##### MATERIAL SHOWN #####

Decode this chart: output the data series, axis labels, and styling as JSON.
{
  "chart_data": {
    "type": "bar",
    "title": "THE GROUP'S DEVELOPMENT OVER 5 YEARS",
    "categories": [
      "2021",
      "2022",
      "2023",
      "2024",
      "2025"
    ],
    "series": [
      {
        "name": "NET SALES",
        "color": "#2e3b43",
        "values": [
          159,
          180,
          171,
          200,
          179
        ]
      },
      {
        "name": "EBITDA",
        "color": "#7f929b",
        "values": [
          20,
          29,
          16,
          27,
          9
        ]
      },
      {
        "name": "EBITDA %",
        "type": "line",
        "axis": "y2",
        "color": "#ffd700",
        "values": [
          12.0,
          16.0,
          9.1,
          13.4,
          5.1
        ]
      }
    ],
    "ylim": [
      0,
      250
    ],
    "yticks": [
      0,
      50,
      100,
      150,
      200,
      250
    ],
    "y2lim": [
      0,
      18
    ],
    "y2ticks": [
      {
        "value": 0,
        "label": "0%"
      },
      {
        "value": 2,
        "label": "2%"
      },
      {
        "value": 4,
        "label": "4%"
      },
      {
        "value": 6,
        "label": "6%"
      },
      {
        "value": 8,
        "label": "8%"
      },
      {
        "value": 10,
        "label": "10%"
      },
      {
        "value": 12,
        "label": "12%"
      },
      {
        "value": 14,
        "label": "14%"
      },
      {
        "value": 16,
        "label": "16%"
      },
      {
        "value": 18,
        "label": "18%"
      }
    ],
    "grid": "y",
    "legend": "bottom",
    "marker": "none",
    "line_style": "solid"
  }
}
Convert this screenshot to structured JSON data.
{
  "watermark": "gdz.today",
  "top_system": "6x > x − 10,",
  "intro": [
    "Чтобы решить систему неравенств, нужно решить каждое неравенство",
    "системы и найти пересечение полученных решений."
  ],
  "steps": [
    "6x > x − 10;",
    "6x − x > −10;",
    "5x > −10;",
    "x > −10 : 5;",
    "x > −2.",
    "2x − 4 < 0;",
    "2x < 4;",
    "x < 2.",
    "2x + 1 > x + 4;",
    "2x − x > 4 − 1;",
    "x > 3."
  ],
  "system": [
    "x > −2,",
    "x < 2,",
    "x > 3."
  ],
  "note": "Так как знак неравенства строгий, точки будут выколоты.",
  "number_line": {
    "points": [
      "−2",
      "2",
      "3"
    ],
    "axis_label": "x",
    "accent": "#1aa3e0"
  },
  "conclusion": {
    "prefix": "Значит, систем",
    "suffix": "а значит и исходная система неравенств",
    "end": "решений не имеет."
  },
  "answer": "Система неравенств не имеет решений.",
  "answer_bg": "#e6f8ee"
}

#####
##### MATERIAL SHOWN #####

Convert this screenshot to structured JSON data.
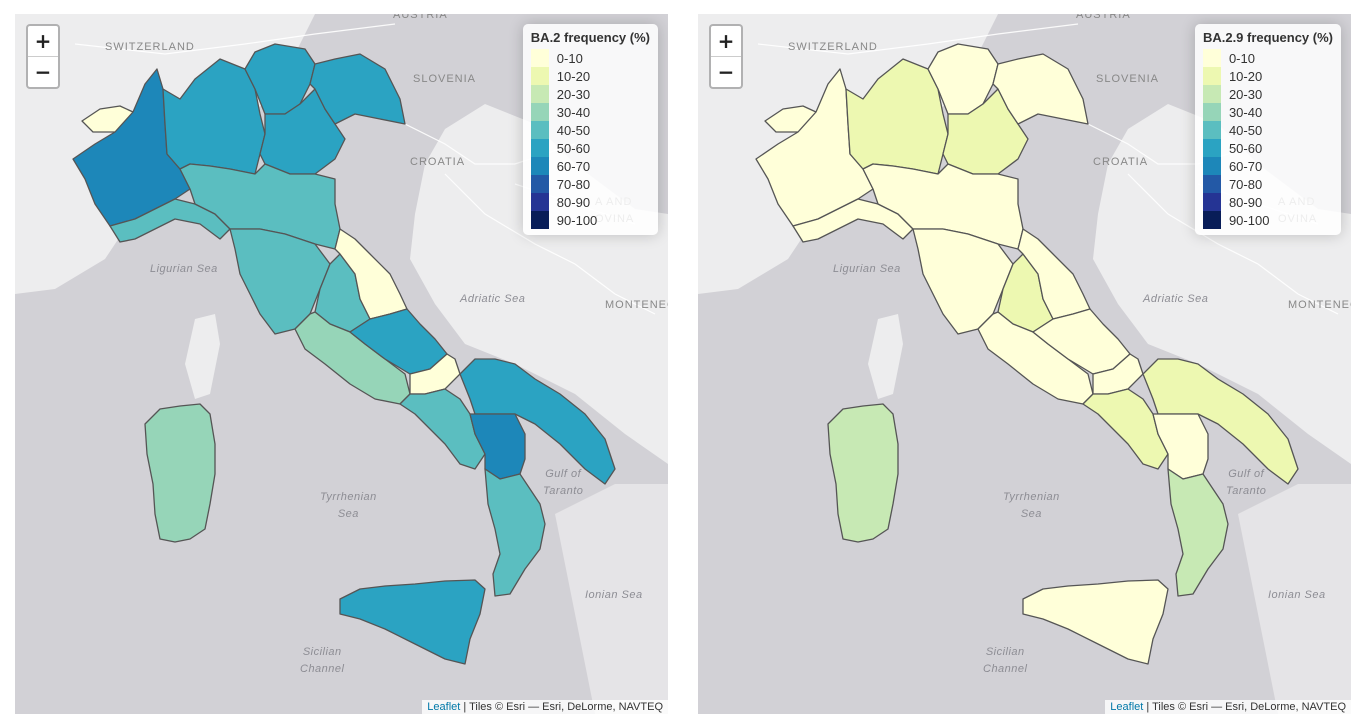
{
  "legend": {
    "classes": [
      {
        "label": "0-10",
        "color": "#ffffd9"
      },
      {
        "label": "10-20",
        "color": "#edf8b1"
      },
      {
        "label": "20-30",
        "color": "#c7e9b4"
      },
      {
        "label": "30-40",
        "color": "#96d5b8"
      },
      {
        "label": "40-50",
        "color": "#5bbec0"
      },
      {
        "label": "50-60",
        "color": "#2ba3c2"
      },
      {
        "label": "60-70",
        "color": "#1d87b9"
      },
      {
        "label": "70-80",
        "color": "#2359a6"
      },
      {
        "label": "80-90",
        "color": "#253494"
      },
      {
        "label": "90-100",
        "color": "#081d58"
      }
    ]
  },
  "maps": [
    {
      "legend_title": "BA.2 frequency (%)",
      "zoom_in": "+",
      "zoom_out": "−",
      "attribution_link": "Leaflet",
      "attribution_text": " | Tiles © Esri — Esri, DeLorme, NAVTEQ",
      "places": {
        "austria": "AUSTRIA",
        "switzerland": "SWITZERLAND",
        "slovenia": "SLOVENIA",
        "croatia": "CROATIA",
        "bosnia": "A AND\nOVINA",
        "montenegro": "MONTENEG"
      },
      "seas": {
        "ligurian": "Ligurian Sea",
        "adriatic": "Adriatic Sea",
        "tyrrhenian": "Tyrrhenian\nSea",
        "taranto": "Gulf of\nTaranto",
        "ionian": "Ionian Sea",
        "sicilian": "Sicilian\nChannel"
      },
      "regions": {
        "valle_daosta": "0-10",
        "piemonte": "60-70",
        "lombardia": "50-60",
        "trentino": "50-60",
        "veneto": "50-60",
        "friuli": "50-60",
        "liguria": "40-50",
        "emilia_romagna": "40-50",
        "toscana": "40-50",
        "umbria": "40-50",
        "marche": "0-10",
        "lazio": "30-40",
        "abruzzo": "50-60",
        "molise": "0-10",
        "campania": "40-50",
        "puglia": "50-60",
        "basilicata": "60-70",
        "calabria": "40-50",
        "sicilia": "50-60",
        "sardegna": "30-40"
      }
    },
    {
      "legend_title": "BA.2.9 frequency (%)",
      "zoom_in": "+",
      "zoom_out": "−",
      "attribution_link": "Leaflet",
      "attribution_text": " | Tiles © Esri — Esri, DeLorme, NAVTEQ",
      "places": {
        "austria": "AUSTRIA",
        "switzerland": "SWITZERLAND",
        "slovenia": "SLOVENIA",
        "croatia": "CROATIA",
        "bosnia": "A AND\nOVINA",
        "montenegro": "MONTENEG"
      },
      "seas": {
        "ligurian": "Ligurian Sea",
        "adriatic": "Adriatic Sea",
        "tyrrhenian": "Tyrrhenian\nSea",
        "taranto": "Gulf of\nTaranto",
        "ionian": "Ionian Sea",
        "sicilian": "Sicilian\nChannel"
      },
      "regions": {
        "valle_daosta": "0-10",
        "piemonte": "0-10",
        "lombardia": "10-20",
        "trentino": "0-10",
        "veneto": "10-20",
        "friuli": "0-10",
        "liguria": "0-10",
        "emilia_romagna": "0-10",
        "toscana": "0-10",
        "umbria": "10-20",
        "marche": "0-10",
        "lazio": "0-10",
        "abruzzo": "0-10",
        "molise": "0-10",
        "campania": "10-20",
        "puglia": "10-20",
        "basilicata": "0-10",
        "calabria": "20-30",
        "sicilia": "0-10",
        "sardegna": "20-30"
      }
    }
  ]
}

#####

TASK TO COMPLETE: Return each line in the records that holds the string "имеет".

THE SOLUTION:
    "end": "решений не имеет."
  "answer": "Система неравенств не имеет решений.",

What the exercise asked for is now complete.